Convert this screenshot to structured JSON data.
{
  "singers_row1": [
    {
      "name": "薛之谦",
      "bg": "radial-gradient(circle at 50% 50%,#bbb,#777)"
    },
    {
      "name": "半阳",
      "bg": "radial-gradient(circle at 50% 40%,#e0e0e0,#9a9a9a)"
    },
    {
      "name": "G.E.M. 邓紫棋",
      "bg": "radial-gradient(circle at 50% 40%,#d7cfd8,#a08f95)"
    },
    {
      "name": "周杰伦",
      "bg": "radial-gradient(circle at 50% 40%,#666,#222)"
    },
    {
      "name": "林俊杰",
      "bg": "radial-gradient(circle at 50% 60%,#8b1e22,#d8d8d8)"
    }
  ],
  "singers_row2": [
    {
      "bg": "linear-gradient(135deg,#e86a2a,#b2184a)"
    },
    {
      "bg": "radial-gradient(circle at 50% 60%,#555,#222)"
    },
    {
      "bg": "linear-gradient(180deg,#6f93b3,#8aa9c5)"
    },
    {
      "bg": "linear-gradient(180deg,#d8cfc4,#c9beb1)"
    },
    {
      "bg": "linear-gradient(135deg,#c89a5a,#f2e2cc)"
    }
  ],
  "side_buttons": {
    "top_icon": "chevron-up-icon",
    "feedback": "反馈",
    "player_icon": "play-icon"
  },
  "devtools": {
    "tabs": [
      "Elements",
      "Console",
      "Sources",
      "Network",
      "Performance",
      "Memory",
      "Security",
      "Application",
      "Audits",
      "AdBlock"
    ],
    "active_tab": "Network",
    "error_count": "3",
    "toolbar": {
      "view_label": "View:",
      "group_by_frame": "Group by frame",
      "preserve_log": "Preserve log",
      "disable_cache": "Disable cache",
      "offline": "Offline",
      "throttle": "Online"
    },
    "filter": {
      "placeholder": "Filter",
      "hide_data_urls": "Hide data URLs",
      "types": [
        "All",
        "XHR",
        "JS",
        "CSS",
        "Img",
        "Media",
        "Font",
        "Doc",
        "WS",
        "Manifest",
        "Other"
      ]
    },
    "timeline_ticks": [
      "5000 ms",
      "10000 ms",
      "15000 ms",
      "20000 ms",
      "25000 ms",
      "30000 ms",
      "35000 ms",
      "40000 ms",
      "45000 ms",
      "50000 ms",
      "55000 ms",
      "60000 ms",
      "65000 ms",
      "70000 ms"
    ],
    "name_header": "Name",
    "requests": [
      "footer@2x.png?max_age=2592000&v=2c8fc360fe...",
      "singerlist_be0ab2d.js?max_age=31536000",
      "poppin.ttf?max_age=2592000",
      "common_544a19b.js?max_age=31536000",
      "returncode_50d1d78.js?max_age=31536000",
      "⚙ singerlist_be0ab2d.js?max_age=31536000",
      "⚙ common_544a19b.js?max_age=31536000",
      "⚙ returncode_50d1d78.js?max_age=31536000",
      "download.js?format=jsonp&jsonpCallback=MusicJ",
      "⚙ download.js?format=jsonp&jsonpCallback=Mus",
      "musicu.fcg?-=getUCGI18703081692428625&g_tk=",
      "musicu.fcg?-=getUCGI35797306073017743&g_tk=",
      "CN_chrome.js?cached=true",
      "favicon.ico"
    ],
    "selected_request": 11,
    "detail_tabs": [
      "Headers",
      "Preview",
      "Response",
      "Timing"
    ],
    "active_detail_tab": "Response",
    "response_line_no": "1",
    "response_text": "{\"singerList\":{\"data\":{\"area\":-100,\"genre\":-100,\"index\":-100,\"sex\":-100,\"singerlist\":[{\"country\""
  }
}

*INSTRUCTIONS TO FOLLOW*. Gather all the lines that include the word "data" and copy them out.

*ANSWER TO THIS EXERCISE*.
Convert this screenshot to structured JSON data.
      "hide_data_urls": "Hide data URLs",
    "response_text": "{\"singerList\":{\"data\":{\"area\":-100,\"genre\":-100,\"index\":-100,\"sex\":-100,\"singerlist\":[{\"country\""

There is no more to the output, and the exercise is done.